A run of records:

━━━

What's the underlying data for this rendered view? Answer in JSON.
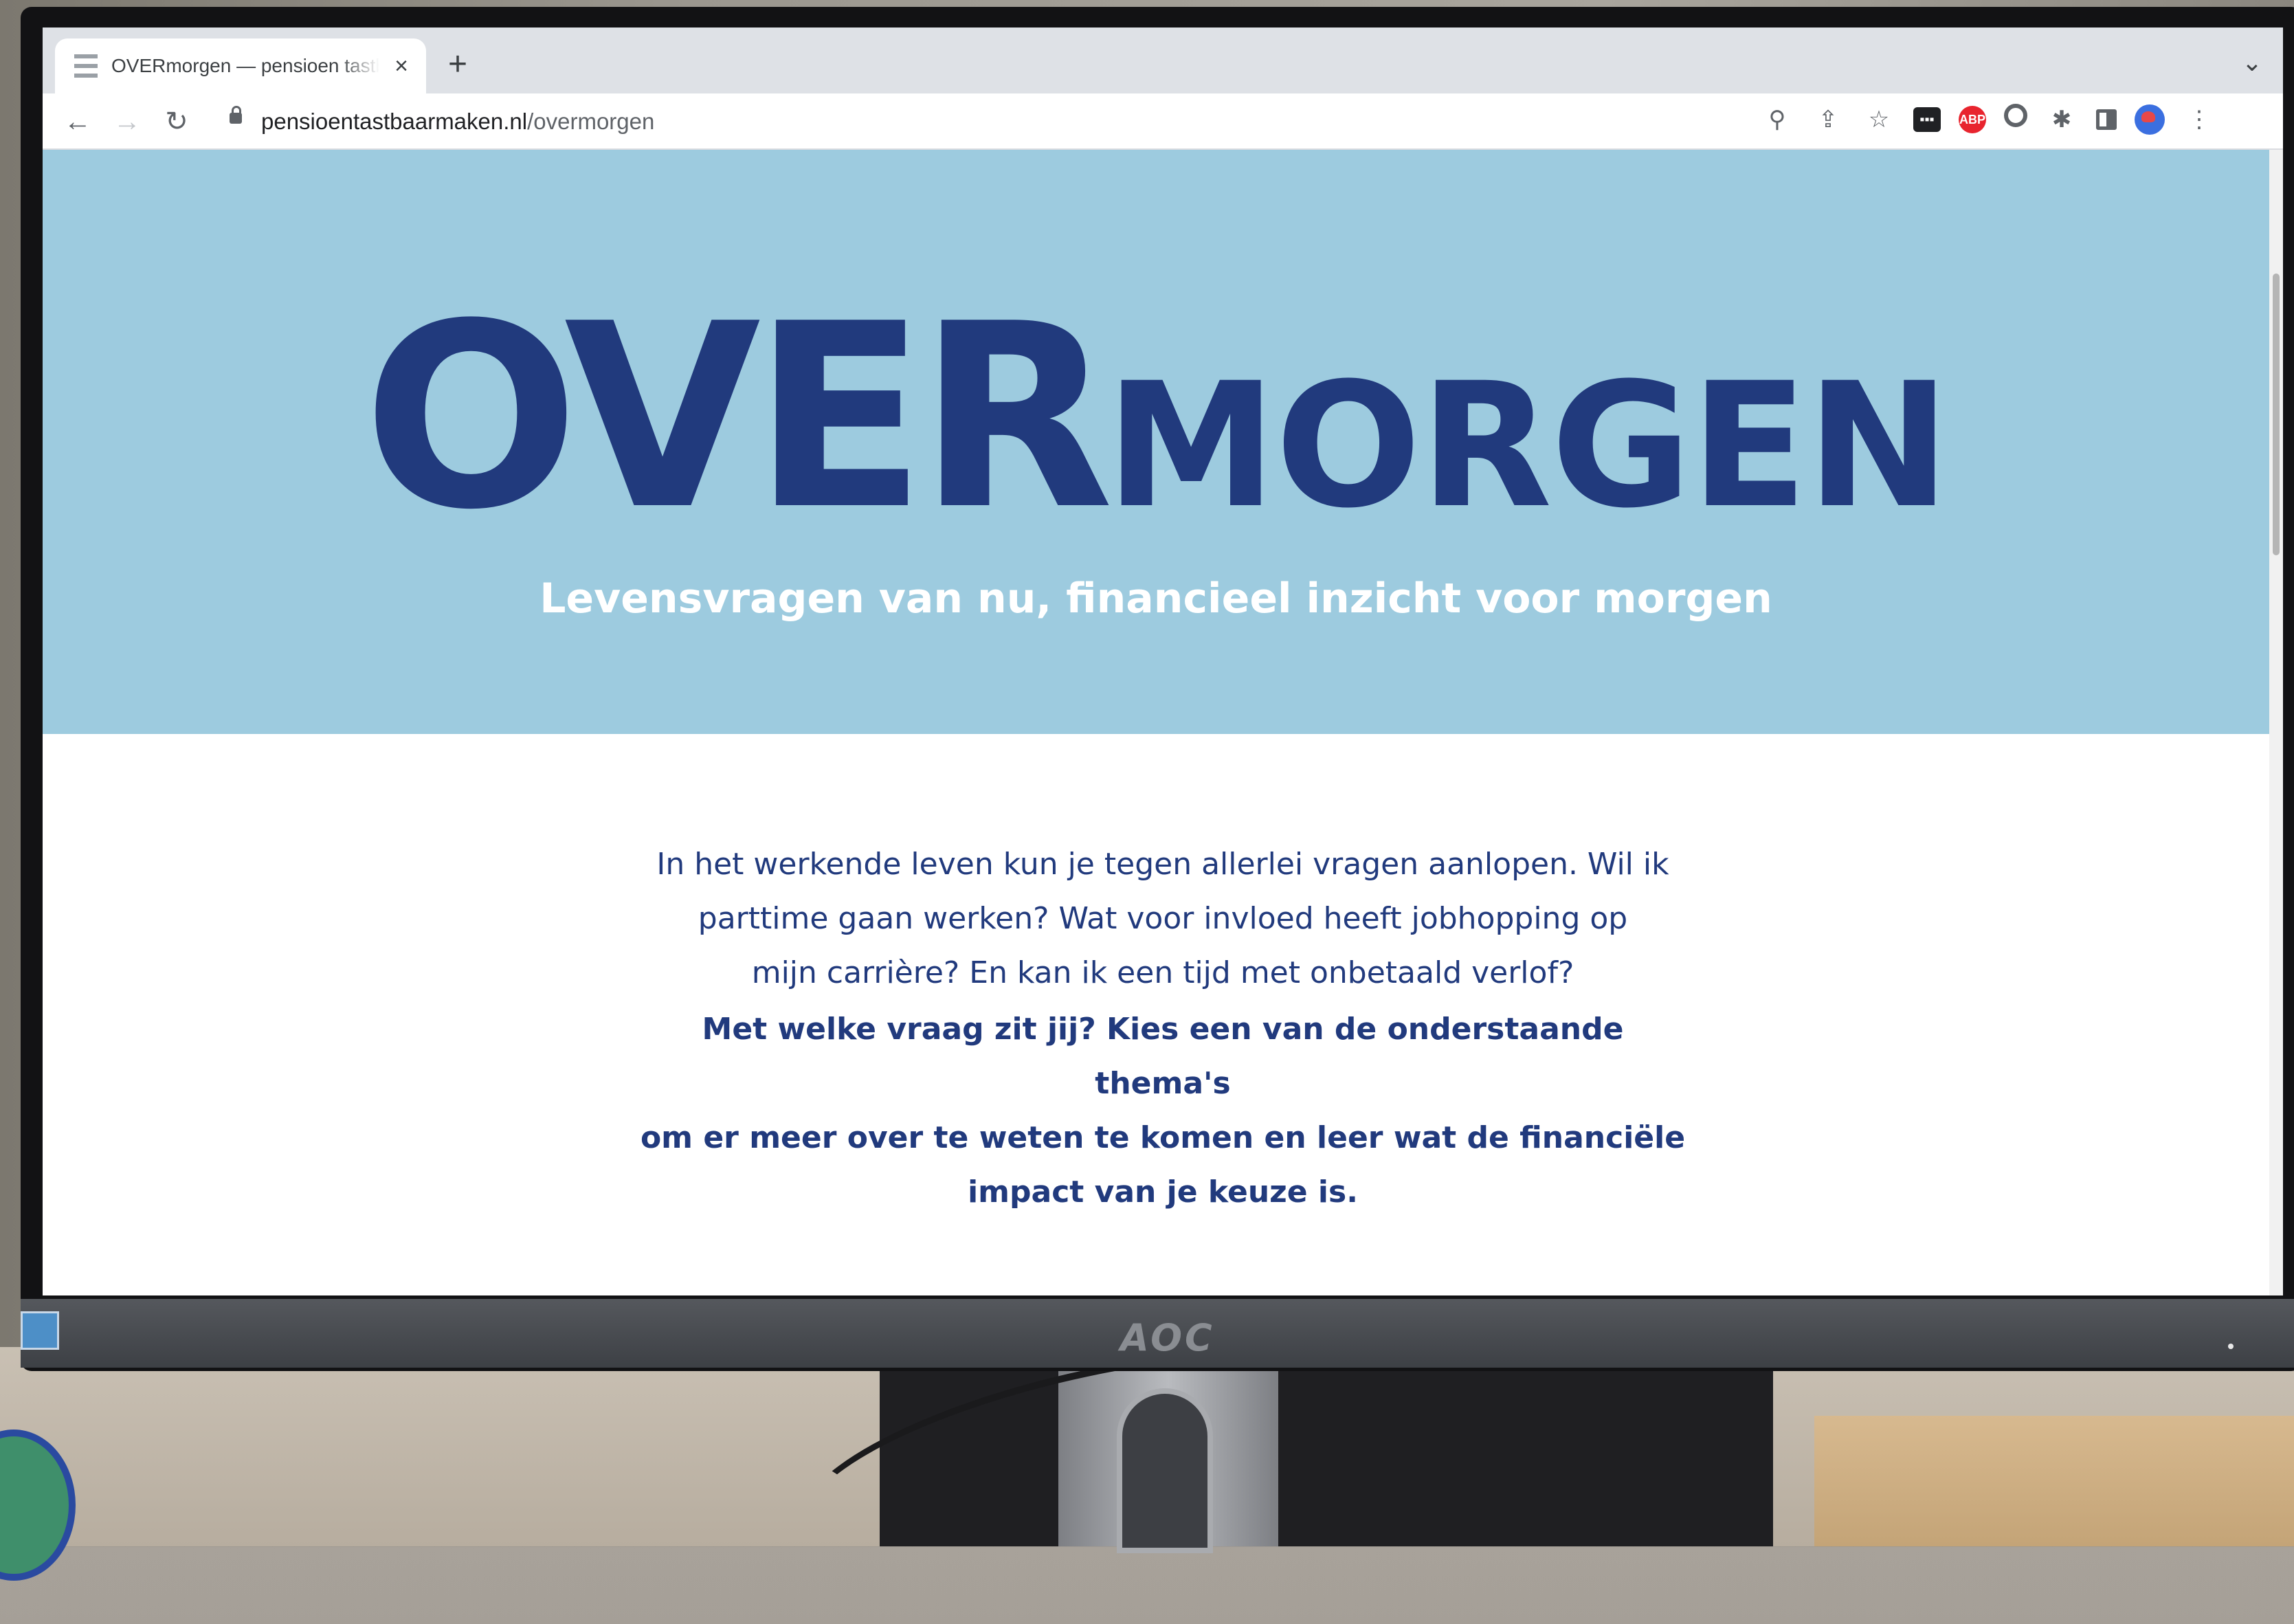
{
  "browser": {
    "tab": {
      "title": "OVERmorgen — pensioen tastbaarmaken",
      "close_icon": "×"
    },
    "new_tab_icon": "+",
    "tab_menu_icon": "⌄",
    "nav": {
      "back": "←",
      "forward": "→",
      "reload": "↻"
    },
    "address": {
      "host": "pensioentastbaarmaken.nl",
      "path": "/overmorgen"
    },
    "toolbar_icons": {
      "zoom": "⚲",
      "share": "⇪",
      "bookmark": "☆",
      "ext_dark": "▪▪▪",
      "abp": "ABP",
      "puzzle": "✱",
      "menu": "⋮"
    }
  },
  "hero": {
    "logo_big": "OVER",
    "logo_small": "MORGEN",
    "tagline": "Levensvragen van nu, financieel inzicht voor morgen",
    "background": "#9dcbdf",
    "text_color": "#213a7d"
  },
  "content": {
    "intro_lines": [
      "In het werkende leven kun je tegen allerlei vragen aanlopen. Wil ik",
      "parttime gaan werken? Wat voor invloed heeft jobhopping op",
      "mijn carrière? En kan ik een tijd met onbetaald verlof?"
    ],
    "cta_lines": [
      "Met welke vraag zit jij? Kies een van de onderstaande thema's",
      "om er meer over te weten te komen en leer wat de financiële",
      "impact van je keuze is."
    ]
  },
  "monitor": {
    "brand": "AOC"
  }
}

━━━

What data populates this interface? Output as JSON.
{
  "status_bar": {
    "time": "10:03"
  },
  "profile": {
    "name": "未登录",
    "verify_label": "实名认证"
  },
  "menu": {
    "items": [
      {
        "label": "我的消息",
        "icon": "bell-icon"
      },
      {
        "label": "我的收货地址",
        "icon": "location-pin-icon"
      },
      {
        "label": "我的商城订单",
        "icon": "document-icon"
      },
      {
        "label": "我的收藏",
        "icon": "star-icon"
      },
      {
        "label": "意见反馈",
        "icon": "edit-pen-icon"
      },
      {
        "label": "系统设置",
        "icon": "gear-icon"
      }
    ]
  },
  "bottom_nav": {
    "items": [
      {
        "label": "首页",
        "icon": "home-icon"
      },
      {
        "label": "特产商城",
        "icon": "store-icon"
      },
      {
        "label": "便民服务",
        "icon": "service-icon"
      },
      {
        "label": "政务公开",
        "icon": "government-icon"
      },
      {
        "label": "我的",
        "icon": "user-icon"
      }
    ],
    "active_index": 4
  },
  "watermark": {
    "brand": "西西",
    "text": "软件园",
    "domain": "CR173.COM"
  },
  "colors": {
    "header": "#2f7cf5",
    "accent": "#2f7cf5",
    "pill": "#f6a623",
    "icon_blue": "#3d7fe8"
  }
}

━━━

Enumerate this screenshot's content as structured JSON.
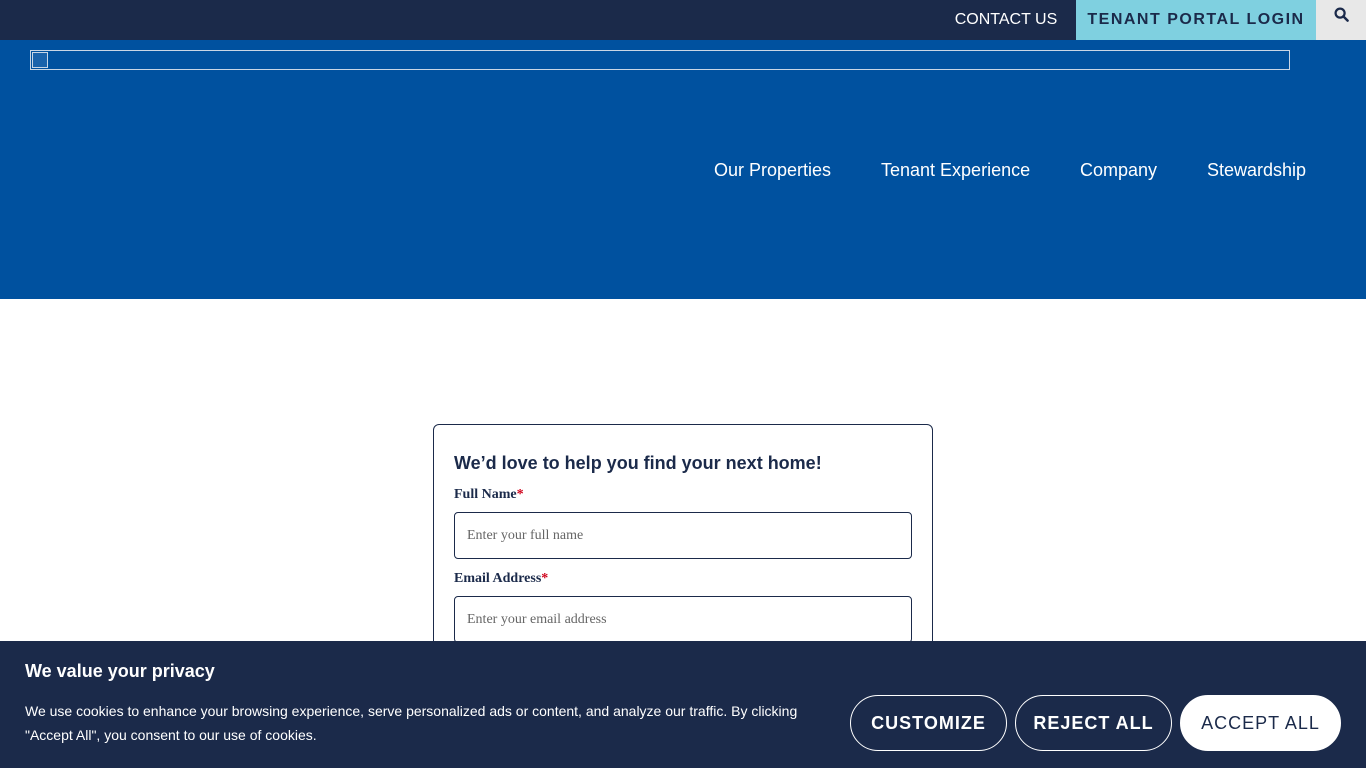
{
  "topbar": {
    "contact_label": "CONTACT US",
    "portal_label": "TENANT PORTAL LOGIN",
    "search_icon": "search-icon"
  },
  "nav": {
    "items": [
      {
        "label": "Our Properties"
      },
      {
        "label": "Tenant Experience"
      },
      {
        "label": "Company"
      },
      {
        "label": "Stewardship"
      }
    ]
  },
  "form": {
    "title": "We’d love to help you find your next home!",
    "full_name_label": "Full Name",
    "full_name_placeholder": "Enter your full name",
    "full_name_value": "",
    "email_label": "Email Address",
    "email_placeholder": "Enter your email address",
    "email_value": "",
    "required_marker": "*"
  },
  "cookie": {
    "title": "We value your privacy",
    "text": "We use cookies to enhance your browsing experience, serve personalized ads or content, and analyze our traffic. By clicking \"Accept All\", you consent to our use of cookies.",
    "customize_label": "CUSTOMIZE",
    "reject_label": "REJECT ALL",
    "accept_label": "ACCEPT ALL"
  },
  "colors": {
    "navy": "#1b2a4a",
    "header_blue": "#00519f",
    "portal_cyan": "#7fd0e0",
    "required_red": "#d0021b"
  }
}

━━━

Requirements.
Pick out the lines above that hold the string "this" and show them.

Task response.
What's the underlying data for this rendered view? Answer in JSON.
What data populates this interface? Output as JSON.
Enumerate this screenshot's content as structured JSON.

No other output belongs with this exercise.